### DIRECTIVE A
In the rows below, repeat verbatim the stretch from the first row through the row containing "y-tick-label: 400 (47, 52, 72, 67)", inclusive.

SELECTED TEXT start

Frequently asked questions

Memgraph 101

What is Memgraph?

Memgraph is an open-source in-memory graph database built for teams that expect highly performant, advanced analytical insights - as compatible with your current infrastructure as Neo4j (but up to 8x faster). Memgraph is powered by a query engine built in C/C++ to handle real-time use cases at an enterprise scale. Memgraph supports strongly consistent ACID transactions and uses the standardized Cypher query language over Bolt protocol for structuring, manipulating, and exploring data.

What are the benefits of being an in-memory graph database?

When data is stored on disk, the computer has to physically read it from the disk and transfer it to the RAM before it can be processed. This process is relatively slow because it involves several physical processes, such as seeking the right location on the disk and waiting for the data to be read. Writing the data is also much slower for the same reasons.

Storing data in the computer's RAM eliminates the need for these physical processes, and data can be accessed and added almost instantly.

Therefore, in-memory graph databases are ideal for applications requiring fast data processing, real-time analytics, and quick response times.

What use cases is Memgraph best suited for?

Memgraph is best suited for use cases with complex data relationships that require real-time processing and high scalability.

How do I know my use case has complex data relationships?

In relational databases, complex data relationships arise when data from different tables is related or somehow interconnected. Because data is spread across multiple tables, querying it requires hopping from one table to another and joining it with slow and resource-intensive join operations.

SELECTED TEXT end
DATA PROVIDED start

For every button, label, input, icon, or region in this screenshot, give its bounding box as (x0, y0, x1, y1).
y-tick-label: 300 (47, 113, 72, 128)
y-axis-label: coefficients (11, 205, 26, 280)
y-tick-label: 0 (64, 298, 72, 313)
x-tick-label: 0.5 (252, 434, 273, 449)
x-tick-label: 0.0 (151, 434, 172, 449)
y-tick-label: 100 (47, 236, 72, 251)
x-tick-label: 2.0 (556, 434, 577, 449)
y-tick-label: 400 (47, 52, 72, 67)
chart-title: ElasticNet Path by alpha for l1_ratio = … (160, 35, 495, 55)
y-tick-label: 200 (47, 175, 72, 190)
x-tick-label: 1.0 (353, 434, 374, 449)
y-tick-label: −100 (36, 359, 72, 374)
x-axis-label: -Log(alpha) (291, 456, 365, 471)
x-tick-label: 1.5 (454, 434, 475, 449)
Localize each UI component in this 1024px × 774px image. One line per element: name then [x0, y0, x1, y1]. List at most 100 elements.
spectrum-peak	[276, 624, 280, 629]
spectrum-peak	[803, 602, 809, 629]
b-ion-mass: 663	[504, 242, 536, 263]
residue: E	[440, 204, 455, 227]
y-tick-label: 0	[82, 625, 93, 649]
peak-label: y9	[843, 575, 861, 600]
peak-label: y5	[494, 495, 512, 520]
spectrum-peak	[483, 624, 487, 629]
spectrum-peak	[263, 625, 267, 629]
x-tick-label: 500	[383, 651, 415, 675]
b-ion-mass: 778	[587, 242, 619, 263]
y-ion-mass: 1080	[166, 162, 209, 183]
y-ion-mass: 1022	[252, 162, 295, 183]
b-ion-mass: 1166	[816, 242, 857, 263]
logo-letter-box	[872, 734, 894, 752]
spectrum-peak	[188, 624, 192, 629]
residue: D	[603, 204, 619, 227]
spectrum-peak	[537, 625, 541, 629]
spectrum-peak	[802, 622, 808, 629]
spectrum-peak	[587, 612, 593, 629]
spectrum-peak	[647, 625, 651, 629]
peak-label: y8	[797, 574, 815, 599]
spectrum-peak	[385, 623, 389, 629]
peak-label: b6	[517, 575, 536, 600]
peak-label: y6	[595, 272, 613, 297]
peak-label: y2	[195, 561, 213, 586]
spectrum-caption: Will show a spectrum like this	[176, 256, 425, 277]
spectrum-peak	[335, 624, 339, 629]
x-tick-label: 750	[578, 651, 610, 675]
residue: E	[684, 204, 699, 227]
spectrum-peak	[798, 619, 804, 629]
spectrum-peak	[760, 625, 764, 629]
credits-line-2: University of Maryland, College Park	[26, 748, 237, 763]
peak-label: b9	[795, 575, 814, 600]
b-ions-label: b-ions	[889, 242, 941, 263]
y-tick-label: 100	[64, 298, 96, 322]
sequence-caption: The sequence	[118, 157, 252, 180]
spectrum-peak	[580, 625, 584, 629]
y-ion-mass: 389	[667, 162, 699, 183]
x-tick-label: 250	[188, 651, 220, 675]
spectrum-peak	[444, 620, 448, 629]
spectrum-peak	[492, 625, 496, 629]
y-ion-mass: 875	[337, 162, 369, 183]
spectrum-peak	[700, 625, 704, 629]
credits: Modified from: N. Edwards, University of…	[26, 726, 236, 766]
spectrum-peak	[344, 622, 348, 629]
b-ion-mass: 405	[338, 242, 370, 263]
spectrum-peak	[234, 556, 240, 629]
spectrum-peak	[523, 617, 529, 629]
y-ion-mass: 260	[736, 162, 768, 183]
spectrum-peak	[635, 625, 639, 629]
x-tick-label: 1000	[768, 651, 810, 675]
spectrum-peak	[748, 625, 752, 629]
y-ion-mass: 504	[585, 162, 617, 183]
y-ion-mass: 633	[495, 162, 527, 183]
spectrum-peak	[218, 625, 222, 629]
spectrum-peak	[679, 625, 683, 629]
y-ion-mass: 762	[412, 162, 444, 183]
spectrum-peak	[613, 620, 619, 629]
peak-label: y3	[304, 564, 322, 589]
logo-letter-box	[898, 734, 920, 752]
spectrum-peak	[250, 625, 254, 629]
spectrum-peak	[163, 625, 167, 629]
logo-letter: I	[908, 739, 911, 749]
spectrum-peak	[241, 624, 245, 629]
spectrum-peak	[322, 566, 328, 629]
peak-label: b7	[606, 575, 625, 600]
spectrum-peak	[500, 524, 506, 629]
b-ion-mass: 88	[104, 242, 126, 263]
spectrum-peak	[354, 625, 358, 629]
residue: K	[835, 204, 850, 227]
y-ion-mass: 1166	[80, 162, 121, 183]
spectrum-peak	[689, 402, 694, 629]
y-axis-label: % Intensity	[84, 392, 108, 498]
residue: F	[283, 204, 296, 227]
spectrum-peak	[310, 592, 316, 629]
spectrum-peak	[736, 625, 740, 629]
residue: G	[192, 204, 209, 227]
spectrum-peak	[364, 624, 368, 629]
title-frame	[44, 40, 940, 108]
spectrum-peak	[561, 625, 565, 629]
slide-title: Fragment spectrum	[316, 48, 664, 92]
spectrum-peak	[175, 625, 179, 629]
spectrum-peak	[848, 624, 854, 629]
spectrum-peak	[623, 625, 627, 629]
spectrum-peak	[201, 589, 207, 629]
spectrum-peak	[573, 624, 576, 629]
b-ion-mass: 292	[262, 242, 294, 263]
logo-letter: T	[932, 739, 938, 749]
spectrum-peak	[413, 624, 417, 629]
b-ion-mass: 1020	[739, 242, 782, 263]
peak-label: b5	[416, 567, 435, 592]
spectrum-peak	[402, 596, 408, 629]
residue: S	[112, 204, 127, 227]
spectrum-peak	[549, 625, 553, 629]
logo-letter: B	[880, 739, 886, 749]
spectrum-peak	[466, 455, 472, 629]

DATA PROVIDED end

### DIRECTIVE B
Duplicate the stretch of the Memgraph FAQ from "What are the" through "and high scalability.", word for word.

### EXERCISE RESULT A
For every button, label, input, icon, or region in this screenshot, give its bounding box as (x0, y0, x1, y1).
y-tick-label: 300 (47, 113, 72, 128)
y-axis-label: coefficients (11, 205, 26, 280)
y-tick-label: 0 (64, 298, 72, 313)
x-tick-label: 0.5 (252, 434, 273, 449)
x-tick-label: 0.0 (151, 434, 172, 449)
y-tick-label: 100 (47, 236, 72, 251)
x-tick-label: 2.0 (556, 434, 577, 449)
y-tick-label: 400 (47, 52, 72, 67)

### EXERCISE RESULT B
What are the benefits of being an in-memory graph database?

When data is stored on disk, the computer has to physically read it from the disk and transfer it to the RAM before it can be processed. This process is relatively slow because it involves several physical processes, such as seeking the right location on the disk and waiting for the data to be read. Writing the data is also much slower for the same reasons.

Storing data in the computer's RAM eliminates the need for these physical processes, and data can be accessed and added almost instantly.

Therefore, in-memory graph databases are ideal for applications requiring fast data processing, real-time analytics, and quick response times.

What use cases is Memgraph best suited for?

Memgraph is best suited for use cases with complex data relationships that require real-time processing and high scalability.